** THE EXERCISE **
The records below are to be repeated in full, exactly as they are.

** TASK INPUTS **
+ + + +
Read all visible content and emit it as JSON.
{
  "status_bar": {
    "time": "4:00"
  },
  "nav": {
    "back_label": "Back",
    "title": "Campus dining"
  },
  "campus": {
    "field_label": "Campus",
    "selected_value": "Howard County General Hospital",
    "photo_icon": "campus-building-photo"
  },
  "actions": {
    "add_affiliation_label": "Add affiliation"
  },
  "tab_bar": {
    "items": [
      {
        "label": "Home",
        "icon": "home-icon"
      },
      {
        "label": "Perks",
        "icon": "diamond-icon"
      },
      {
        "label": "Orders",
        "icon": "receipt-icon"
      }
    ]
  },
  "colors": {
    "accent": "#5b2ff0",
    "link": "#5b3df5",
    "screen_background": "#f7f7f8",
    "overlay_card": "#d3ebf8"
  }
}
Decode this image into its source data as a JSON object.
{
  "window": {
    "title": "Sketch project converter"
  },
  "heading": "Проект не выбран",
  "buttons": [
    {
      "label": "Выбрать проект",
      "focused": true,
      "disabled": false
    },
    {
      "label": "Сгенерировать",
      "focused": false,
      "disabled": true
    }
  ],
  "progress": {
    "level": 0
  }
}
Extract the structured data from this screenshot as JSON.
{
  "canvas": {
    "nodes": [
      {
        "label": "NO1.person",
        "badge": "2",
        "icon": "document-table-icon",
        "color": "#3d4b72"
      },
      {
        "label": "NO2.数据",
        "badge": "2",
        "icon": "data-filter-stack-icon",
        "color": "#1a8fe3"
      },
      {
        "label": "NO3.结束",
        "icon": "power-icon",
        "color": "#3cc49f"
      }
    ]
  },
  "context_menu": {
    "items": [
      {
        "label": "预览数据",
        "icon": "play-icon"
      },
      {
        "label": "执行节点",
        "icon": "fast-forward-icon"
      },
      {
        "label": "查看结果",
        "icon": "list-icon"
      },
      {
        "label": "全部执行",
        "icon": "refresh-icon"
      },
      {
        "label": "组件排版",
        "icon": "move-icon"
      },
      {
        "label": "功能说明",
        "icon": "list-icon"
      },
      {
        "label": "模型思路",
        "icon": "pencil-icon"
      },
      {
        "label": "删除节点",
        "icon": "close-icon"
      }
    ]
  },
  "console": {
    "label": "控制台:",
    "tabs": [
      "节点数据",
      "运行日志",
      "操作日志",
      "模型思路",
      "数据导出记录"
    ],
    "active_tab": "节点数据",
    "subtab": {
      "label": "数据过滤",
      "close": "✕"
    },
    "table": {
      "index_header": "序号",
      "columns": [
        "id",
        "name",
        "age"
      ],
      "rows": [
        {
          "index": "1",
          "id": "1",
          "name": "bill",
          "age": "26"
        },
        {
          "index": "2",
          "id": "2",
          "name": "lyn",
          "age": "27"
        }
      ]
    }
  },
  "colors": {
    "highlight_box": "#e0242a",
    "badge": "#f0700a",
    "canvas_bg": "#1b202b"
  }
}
+ + + +
** THE REPLY **
Read all visible content and emit it as JSON.
{
  "status_bar": {
    "time": "4:00"
  },
  "nav": {
    "back_label": "Back",
    "title": "Campus dining"
  },
  "campus": {
    "field_label": "Campus",
    "selected_value": "Howard County General Hospital",
    "photo_icon": "campus-building-photo"
  },
  "actions": {
    "add_affiliation_label": "Add affiliation"
  },
  "tab_bar": {
    "items": [
      {
        "label": "Home",
        "icon": "home-icon"
      },
      {
        "label": "Perks",
        "icon": "diamond-icon"
      },
      {
        "label": "Orders",
        "icon": "receipt-icon"
      }
    ]
  },
  "colors": {
    "accent": "#5b2ff0",
    "link": "#5b3df5",
    "screen_background": "#f7f7f8",
    "overlay_card": "#d3ebf8"
  }
}
Decode this image into its source data as a JSON object.
{
  "window": {
    "title": "Sketch project converter"
  },
  "heading": "Проект не выбран",
  "buttons": [
    {
      "label": "Выбрать проект",
      "focused": true,
      "disabled": false
    },
    {
      "label": "Сгенерировать",
      "focused": false,
      "disabled": true
    }
  ],
  "progress": {
    "level": 0
  }
}
Extract the structured data from this screenshot as JSON.
{
  "canvas": {
    "nodes": [
      {
        "label": "NO1.person",
        "badge": "2",
        "icon": "document-table-icon",
        "color": "#3d4b72"
      },
      {
        "label": "NO2.数据",
        "badge": "2",
        "icon": "data-filter-stack-icon",
        "color": "#1a8fe3"
      },
      {
        "label": "NO3.结束",
        "icon": "power-icon",
        "color": "#3cc49f"
      }
    ]
  },
  "context_menu": {
    "items": [
      {
        "label": "预览数据",
        "icon": "play-icon"
      },
      {
        "label": "执行节点",
        "icon": "fast-forward-icon"
      },
      {
        "label": "查看结果",
        "icon": "list-icon"
      },
      {
        "label": "全部执行",
        "icon": "refresh-icon"
      },
      {
        "label": "组件排版",
        "icon": "move-icon"
      },
      {
        "label": "功能说明",
        "icon": "list-icon"
      },
      {
        "label": "模型思路",
        "icon": "pencil-icon"
      },
      {
        "label": "删除节点",
        "icon": "close-icon"
      }
    ]
  },
  "console": {
    "label": "控制台:",
    "tabs": [
      "节点数据",
      "运行日志",
      "操作日志",
      "模型思路",
      "数据导出记录"
    ],
    "active_tab": "节点数据",
    "subtab": {
      "label": "数据过滤",
      "close": "✕"
    },
    "table": {
      "index_header": "序号",
      "columns": [
        "id",
        "name",
        "age"
      ],
      "rows": [
        {
          "index": "1",
          "id": "1",
          "name": "bill",
          "age": "26"
        },
        {
          "index": "2",
          "id": "2",
          "name": "lyn",
          "age": "27"
        }
      ]
    }
  },
  "colors": {
    "highlight_box": "#e0242a",
    "badge": "#f0700a",
    "canvas_bg": "#1b202b"
  }
}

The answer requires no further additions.